## What is needed
Print every line of the material below, with nothing added, dropped, or changed.
________
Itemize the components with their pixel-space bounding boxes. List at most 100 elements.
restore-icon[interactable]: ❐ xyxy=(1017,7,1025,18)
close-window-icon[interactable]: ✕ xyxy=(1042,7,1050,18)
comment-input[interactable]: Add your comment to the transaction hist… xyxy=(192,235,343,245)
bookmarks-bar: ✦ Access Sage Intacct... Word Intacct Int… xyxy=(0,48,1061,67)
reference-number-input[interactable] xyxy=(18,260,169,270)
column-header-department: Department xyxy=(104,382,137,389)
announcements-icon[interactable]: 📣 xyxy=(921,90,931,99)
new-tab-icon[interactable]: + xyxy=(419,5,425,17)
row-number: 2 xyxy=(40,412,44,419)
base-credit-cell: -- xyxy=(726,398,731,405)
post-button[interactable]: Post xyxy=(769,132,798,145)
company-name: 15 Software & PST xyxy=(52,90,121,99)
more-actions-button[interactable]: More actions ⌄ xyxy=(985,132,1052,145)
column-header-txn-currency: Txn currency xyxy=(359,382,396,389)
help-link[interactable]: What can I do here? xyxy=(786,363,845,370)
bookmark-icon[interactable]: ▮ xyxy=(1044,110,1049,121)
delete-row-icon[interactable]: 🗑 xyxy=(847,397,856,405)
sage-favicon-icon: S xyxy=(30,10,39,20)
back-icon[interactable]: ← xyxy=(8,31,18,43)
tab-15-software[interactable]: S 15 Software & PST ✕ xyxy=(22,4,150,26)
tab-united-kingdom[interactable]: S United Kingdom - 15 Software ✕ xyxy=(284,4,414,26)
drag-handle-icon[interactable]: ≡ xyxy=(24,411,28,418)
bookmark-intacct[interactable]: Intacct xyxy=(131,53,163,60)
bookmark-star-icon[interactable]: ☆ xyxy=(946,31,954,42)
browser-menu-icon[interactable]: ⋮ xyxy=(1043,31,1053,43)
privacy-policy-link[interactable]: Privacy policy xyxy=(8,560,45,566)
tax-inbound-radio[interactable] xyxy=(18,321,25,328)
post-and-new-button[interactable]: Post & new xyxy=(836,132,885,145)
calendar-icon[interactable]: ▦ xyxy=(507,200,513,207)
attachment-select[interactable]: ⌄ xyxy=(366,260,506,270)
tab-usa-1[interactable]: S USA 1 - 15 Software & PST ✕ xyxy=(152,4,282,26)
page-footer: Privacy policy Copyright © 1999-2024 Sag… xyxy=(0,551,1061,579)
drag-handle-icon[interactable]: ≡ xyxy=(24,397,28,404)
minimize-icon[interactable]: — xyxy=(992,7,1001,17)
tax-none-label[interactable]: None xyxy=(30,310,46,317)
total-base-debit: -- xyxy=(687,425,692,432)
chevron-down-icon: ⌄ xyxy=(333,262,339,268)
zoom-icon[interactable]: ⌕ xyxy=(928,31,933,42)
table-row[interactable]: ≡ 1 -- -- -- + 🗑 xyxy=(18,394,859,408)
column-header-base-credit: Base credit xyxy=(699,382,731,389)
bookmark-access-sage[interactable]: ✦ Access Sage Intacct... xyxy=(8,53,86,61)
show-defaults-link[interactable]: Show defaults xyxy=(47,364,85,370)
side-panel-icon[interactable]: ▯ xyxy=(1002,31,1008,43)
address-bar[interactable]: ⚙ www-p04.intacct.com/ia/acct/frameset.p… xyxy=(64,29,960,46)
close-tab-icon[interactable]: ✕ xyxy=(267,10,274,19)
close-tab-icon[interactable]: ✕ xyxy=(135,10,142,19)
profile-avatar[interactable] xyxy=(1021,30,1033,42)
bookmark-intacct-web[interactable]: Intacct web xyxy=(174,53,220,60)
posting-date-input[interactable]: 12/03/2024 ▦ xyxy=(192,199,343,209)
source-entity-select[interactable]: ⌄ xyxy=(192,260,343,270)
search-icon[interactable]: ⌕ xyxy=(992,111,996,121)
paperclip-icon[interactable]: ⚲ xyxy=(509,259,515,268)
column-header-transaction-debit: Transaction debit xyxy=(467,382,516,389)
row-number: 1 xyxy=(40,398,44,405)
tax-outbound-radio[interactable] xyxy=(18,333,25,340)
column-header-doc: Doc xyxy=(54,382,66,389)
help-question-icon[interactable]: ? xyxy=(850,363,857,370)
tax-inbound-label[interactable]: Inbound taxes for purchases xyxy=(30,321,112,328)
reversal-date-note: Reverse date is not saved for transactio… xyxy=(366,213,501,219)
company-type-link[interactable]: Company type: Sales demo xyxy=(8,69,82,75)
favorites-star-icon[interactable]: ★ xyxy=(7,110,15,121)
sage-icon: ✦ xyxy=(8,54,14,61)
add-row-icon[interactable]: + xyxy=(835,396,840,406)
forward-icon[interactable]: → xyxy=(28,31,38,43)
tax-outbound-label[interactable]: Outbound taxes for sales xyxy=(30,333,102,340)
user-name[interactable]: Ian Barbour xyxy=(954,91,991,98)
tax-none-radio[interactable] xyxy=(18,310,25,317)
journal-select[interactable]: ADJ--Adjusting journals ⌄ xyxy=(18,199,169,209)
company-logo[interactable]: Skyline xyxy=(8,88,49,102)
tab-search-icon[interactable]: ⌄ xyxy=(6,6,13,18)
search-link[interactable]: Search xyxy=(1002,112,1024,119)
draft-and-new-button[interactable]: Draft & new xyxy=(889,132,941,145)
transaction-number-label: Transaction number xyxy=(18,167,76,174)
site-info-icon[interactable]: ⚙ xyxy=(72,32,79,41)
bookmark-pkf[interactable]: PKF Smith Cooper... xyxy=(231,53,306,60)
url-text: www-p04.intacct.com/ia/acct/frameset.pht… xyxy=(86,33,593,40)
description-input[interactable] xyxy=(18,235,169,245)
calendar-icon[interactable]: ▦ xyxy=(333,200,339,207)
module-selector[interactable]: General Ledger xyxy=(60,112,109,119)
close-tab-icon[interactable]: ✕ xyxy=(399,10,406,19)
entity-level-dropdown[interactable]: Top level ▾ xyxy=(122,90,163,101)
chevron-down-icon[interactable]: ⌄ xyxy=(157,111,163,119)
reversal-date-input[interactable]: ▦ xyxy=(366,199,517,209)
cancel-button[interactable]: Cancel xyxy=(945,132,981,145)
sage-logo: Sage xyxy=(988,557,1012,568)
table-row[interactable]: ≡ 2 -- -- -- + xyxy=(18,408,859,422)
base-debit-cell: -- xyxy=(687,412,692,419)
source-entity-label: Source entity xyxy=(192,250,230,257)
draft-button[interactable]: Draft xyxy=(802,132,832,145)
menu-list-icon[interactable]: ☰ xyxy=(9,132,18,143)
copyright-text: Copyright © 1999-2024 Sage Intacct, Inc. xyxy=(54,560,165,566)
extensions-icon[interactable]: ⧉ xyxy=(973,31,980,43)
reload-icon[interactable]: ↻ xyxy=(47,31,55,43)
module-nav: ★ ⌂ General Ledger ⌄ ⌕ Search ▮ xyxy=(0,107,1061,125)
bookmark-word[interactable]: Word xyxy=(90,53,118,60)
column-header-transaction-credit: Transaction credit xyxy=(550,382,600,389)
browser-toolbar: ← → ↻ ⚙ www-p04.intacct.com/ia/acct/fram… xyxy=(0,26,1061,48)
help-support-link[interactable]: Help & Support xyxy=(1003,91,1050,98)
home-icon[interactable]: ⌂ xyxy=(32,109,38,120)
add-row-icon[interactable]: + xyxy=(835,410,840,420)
________
## Task solution
Itemize the components with their pixel-space bounding boxes. List at most 100 elements.
restore-icon[interactable]: ❐ xyxy=(1017,7,1025,18)
close-window-icon[interactable]: ✕ xyxy=(1042,7,1050,18)
comment-input[interactable]: Add your comment to the transaction hist… xyxy=(192,235,343,245)
bookmarks-bar: ✦ Access Sage Intacct... Word Intacct Int… xyxy=(0,48,1061,67)
reference-number-input[interactable] xyxy=(18,260,169,270)
column-header-department: Department xyxy=(104,382,137,389)
announcements-icon[interactable]: 📣 xyxy=(921,90,931,99)
new-tab-icon[interactable]: + xyxy=(419,5,425,17)
row-number: 2 xyxy=(40,412,44,419)
base-credit-cell: -- xyxy=(726,398,731,405)
post-button[interactable]: Post xyxy=(769,132,798,145)
company-name: 15 Software & PST xyxy=(52,90,121,99)
more-actions-button[interactable]: More actions ⌄ xyxy=(985,132,1052,145)
column-header-txn-currency: Txn currency xyxy=(359,382,396,389)
help-link[interactable]: What can I do here? xyxy=(786,363,845,370)
bookmark-icon[interactable]: ▮ xyxy=(1044,110,1049,121)
delete-row-icon[interactable]: 🗑 xyxy=(847,397,856,405)
sage-favicon-icon: S xyxy=(30,10,39,20)
back-icon[interactable]: ← xyxy=(8,31,18,43)
tab-15-software[interactable]: S 15 Software & PST ✕ xyxy=(22,4,150,26)
tab-united-kingdom[interactable]: S United Kingdom - 15 Software ✕ xyxy=(284,4,414,26)
drag-handle-icon[interactable]: ≡ xyxy=(24,411,28,418)
bookmark-intacct[interactable]: Intacct xyxy=(131,53,163,60)
bookmark-star-icon[interactable]: ☆ xyxy=(946,31,954,42)
browser-menu-icon[interactable]: ⋮ xyxy=(1043,31,1053,43)
privacy-policy-link[interactable]: Privacy policy xyxy=(8,560,45,566)
tax-inbound-radio[interactable] xyxy=(18,321,25,328)
post-and-new-button[interactable]: Post & new xyxy=(836,132,885,145)
calendar-icon[interactable]: ▦ xyxy=(507,200,513,207)
attachment-select[interactable]: ⌄ xyxy=(366,260,506,270)
tab-usa-1[interactable]: S USA 1 - 15 Software & PST ✕ xyxy=(152,4,282,26)
page-footer: Privacy policy Copyright © 1999-2024 Sag… xyxy=(0,551,1061,579)
drag-handle-icon[interactable]: ≡ xyxy=(24,397,28,404)
minimize-icon[interactable]: — xyxy=(992,7,1001,17)
tax-none-label[interactable]: None xyxy=(30,310,46,317)
total-base-debit: -- xyxy=(687,425,692,432)
chevron-down-icon: ⌄ xyxy=(333,262,339,268)
zoom-icon[interactable]: ⌕ xyxy=(928,31,933,42)
table-row[interactable]: ≡ 1 -- -- -- + 🗑 xyxy=(18,394,859,408)
column-header-base-credit: Base credit xyxy=(699,382,731,389)
bookmark-access-sage[interactable]: ✦ Access Sage Intacct... xyxy=(8,53,86,61)
show-defaults-link[interactable]: Show defaults xyxy=(47,364,85,370)
side-panel-icon[interactable]: ▯ xyxy=(1002,31,1008,43)
address-bar[interactable]: ⚙ www-p04.intacct.com/ia/acct/frameset.p… xyxy=(64,29,960,46)
close-tab-icon[interactable]: ✕ xyxy=(267,10,274,19)
close-tab-icon[interactable]: ✕ xyxy=(135,10,142,19)
profile-avatar[interactable] xyxy=(1021,30,1033,42)
bookmark-intacct-web[interactable]: Intacct web xyxy=(174,53,220,60)
posting-date-input[interactable]: 12/03/2024 ▦ xyxy=(192,199,343,209)
source-entity-select[interactable]: ⌄ xyxy=(192,260,343,270)
search-icon[interactable]: ⌕ xyxy=(992,111,996,121)
paperclip-icon[interactable]: ⚲ xyxy=(509,259,515,268)
column-header-transaction-debit: Transaction debit xyxy=(467,382,516,389)
row-number: 1 xyxy=(40,398,44,405)
tax-outbound-radio[interactable] xyxy=(18,333,25,340)
column-header-doc: Doc xyxy=(54,382,66,389)
help-question-icon[interactable]: ? xyxy=(850,363,857,370)
tax-inbound-label[interactable]: Inbound taxes for purchases xyxy=(30,321,112,328)
reversal-date-note: Reverse date is not saved for transactio… xyxy=(366,213,501,219)
company-type-link[interactable]: Company type: Sales demo xyxy=(8,69,82,75)
favorites-star-icon[interactable]: ★ xyxy=(7,110,15,121)
sage-icon: ✦ xyxy=(8,54,14,61)
add-row-icon[interactable]: + xyxy=(835,396,840,406)
forward-icon[interactable]: → xyxy=(28,31,38,43)
tax-outbound-label[interactable]: Outbound taxes for sales xyxy=(30,333,102,340)
user-name[interactable]: Ian Barbour xyxy=(954,91,991,98)
tax-none-radio[interactable] xyxy=(18,310,25,317)
journal-select[interactable]: ADJ--Adjusting journals ⌄ xyxy=(18,199,169,209)
company-logo[interactable]: Skyline xyxy=(8,88,49,102)
tab-search-icon[interactable]: ⌄ xyxy=(6,6,13,18)
search-link[interactable]: Search xyxy=(1002,112,1024,119)
draft-and-new-button[interactable]: Draft & new xyxy=(889,132,941,145)
transaction-number-label: Transaction number xyxy=(18,167,76,174)
site-info-icon[interactable]: ⚙ xyxy=(72,32,79,41)
bookmark-pkf[interactable]: PKF Smith Cooper... xyxy=(231,53,306,60)
url-text: www-p04.intacct.com/ia/acct/frameset.pht… xyxy=(86,33,593,40)
description-input[interactable] xyxy=(18,235,169,245)
calendar-icon[interactable]: ▦ xyxy=(333,200,339,207)
module-selector[interactable]: General Ledger xyxy=(60,112,109,119)
close-tab-icon[interactable]: ✕ xyxy=(399,10,406,19)
entity-level-dropdown[interactable]: Top level ▾ xyxy=(122,90,163,101)
chevron-down-icon[interactable]: ⌄ xyxy=(157,111,163,119)
reversal-date-input[interactable]: ▦ xyxy=(366,199,517,209)
cancel-button[interactable]: Cancel xyxy=(945,132,981,145)
sage-logo: Sage xyxy=(988,557,1012,568)
table-row[interactable]: ≡ 2 -- -- -- + xyxy=(18,408,859,422)
base-debit-cell: -- xyxy=(687,412,692,419)
source-entity-label: Source entity xyxy=(192,250,230,257)
draft-button[interactable]: Draft xyxy=(802,132,832,145)
menu-list-icon[interactable]: ☰ xyxy=(9,132,18,143)
copyright-text: Copyright © 1999-2024 Sage Intacct, Inc. xyxy=(54,560,165,566)
extensions-icon[interactable]: ⧉ xyxy=(973,31,980,43)
reload-icon[interactable]: ↻ xyxy=(47,31,55,43)
module-nav: ★ ⌂ General Ledger ⌄ ⌕ Search ▮ xyxy=(0,107,1061,125)
bookmark-word[interactable]: Word xyxy=(90,53,118,60)
column-header-transaction-credit: Transaction credit xyxy=(550,382,600,389)
browser-toolbar: ← → ↻ ⚙ www-p04.intacct.com/ia/acct/fram… xyxy=(0,26,1061,48)
help-support-link[interactable]: Help & Support xyxy=(1003,91,1050,98)
home-icon[interactable]: ⌂ xyxy=(32,109,38,120)
add-row-icon[interactable]: + xyxy=(835,410,840,420)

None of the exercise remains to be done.